| TASK STATEMENT |
Count every line of these entries that holds the word "Функционирование", and reply with the number only.

| EXTRACTED RECORDS |

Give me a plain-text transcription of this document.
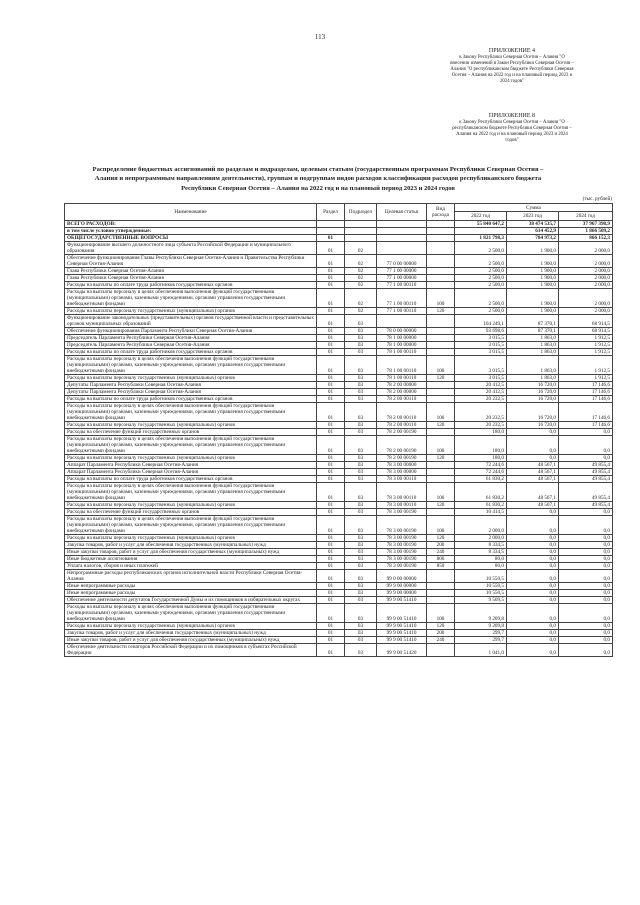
113
ПРИЛОЖЕНИЕ 4
к Закону Республики Северная Осетия – Алания "О
внесении изменений в Закон Республики Северная Осетия –
Алания "О республиканском бюджете Республики Северная
Осетия – Алания на 2022 год и на плановый период 2023 и
2024 годов"
ПРИЛОЖЕНИЕ 8
к Закону Республики Северная Осетия – Алания "О
республиканском бюджете Республики Северная Осетия –
Алания на 2022 год и на плановый период 2023 и 2024
годов"
Распределение бюджетных ассигнований по разделам и подразделам, целевым статьям (государственным программам Республики Северная Осетия – Алания и непрограммным направлениям деятельности), группам и подгруппам видов расходов классификации расходов республиканского бюджета Республики Северная Осетия – Алания на 2022 год и на плановый период 2023 и 2024 годов
(тыс. рублей)
Наименование	Раздел	Подраздел	Целевая статья	Вид расхода	Сумма		
					2022 год	2023 год	2024 год
ВСЕГО РАСХОДОВ:					55 840 647,2	38 474 535,7	37 967 398,9
в том числе условно утвержденные:						614 452,9	1 866 509,2
ОБЩЕГОСУДАРСТВЕННЫЕ ВОПРОСЫ	01				1 821 798,3	784 973,2	866 152,3
Функционирование высшего должностного лица субъекта Российской Федерации и муниципального образования	01	02			2 500,0	1 900,0	2 000,0
Обеспечение функционирования Главы Республики Северная Осетия-Алания и Правительства Республики Северная Осетия-Алания	01	02	77 0 00 00000		2 500,0	1 900,0	2 000,0
Глава Республики Северная Осетия-Алания	01	02	77 1 00 00000		2 500,0	1 900,0	2 000,0
Глава Республики Северная Осетия-Алания	01	02	77 1 00 00000		2 500,0	1 900,0	2 000,0
Расходы на выплаты по оплате труда работников государственных органов	01	02	77 1 00 00110		2 500,0	1 900,0	2 000,0
Расходы на выплаты персоналу в целях обеспечения выполнения функций государственными (муниципальными) органами, казенными учреждениями, органами управления государственными внебюджетными фондами	01	02	77 1 00 00110	100	2 500,0	1 900,0	2 000,0
Расходы на выплаты персоналу государственных (муниципальных) органов	01	02	77 1 00 00110	120	2 500,0	1 900,0	2 000,0
Функционирование законодательных (представительных) органов государственной власти и представительных органов муниципальных образований	01	03			104 249,1	87 370,1	68 914,5
Обеспечение функционирования Парламента Республики Северная Осетия-Алания	01	03	78 0 00 00000		93 698,6	87 370,1	68 914,5
Председатель Парламента Республики Северная Осетия-Алания	01	03	78 1 00 00000		3 015,5	1 863,0	1 912,5
Председатель Парламента Республики Северная Осетия-Алания	01	03	78 1 00 00000		3 015,5	1 863,0	1 912,5
Расходы на выплаты по оплате труда работников государственных органов	01	03	78 1 00 00110		3 015,5	1 863,0	1 912,5
Расходы на выплаты персоналу в целях обеспечения выполнения функций государственными (муниципальными) органами, казенными учреждениями, органами управления государственными внебюджетными фондами	01	03	78 1 00 00110	100	3 015,5	1 863,0	1 912,5
Расходы на выплаты персоналу государственных (муниципальных) органов	01	03	78 1 00 00110	120	3 015,5	1 863,0	1 912,5
Депутаты Парламента Республики Северная Осетия-Алания	01	03	78 2 00 00000		20 412,5	16 720,0	17 146,6
Депутаты Парламента Республики Северная Осетия-Алания	01	03	78 2 00 00000		20 412,5	16 720,0	17 146,6
Расходы на выплаты по оплате труда работников государственных органов	01	03	78 2 00 00110		20 232,5	16 720,0	17 146,6
Расходы на выплаты персоналу в целях обеспечения выполнения функций государственными (муниципальными) органами, казенными учреждениями, органами управления государственными внебюджетными фондами	01	03	78 2 00 00110	100	20 232,5	16 720,0	17 146,6
Расходы на выплаты персоналу государственных (муниципальных) органов	01	03	78 2 00 00110	120	20 232,5	16 720,0	17 146,6
Расходы на обеспечение функций государственных органов	01	03	78 2 00 00190		180,0	0,0	0,0
Расходы на выплаты персоналу в целях обеспечения выполнения функций государственными (муниципальными) органами, казенными учреждениями, органами управления государственными внебюджетными фондами	01	03	78 2 00 00190	100	180,0	0,0	0,0
Расходы на выплаты персоналу государственных (муниципальных) органов	01	03	78 2 00 00190	120	180,0	0,0	0,0
Аппарат Парламента Республики Северная Осетия-Алания	01	03	78 3 00 00000		72 244,6	48 567,1	49 855,4
Аппарат Парламента Республики Северная Осетия-Алания	01	03	78 3 00 00000		72 244,6	48 567,1	49 855,4
Расходы на выплаты по оплате труда работников государственных органов	01	03	78 3 00 00110		61 830,2	48 567,1	49 855,4
Расходы на выплаты персоналу в целях обеспечения выполнения функций государственными (муниципальными) органами, казенными учреждениями, органами управления государственными внебюджетными фондами	01	03	78 3 00 00110	100	61 830,2	48 567,1	49 855,4
Расходы на выплаты персоналу государственных (муниципальных) органов	01	03	78 3 00 00110	120	61 830,2	48 567,1	49 855,4
Расходы на обеспечение функций государственных органов	01	03	78 3 00 00190		10 414,5	0,0	0,0
Расходы на выплаты персоналу в целях обеспечения выполнения функций государственными (муниципальными) органами, казенными учреждениями, органами управления государственными внебюджетными фондами	01	03	78 3 00 00190	100	2 000,0	0,0	0,0
Расходы на выплаты персоналу государственных (муниципальных) органов	01	03	78 3 00 00190	120	2 000,0	0,0	0,0
Закупка товаров, работ и услуг для обеспечения государственных (муниципальных) нужд	01	03	78 3 00 00190	200	8 334,5	0,0	0,0
Иные закупки товаров, работ и услуг для обеспечения государственных (муниципальных) нужд	01	03	78 3 00 00190	240	8 334,5	0,0	0,0
Иные бюджетные ассигнования	01	03	78 3 00 00190	800	80,0	0,0	0,0
Уплата налогов, сборов и иных платежей	01	03	78 3 00 00190	850	80,0	0,0	0,0
Непрограммные расходы республиканских органов исполнительной власти Республики Северная Осетия-Алания	01	03	99 0 00 00000		10 550,5	0,0	0,0
Иные непрограммные расходы	01	03	99 9 00 00000		10 550,5	0,0	0,0
Иные непрограммные расходы	01	03	99 9 00 00000		10 550,5	0,0	0,0
Обеспечение деятельности депутатов Государственной Думы и их помощников в избирательных округах	01	03	99 9 00 51410		9 509,5	0,0	0,0
Расходы на выплаты персоналу в целях обеспечения выполнения функций государственными (муниципальными) органами, казенными учреждениями, органами управления государственными внебюджетными фондами	01	03	99 9 00 51410	100	9 209,8	0,0	0,0
Расходы на выплаты персоналу государственных (муниципальных) органов	01	03	99 9 00 51410	120	9 209,8	0,0	0,0
Закупка товаров, работ и услуг для обеспечения государственных (муниципальных) нужд	01	03	99 9 00 51410	200	299,7	0,0	0,0
Иные закупки товаров, работ и услуг для обеспечения государственных (муниципальных) нужд	01	03	99 9 00 51410	240	299,7	0,0	0,0
Обеспечение деятельности сенаторов Российской Федерации и их помощников в субъектах Российской Федерации	01	03	99 9 00 51420		1 041,0	0,0	0,0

| WRITTEN SOLUTION |
2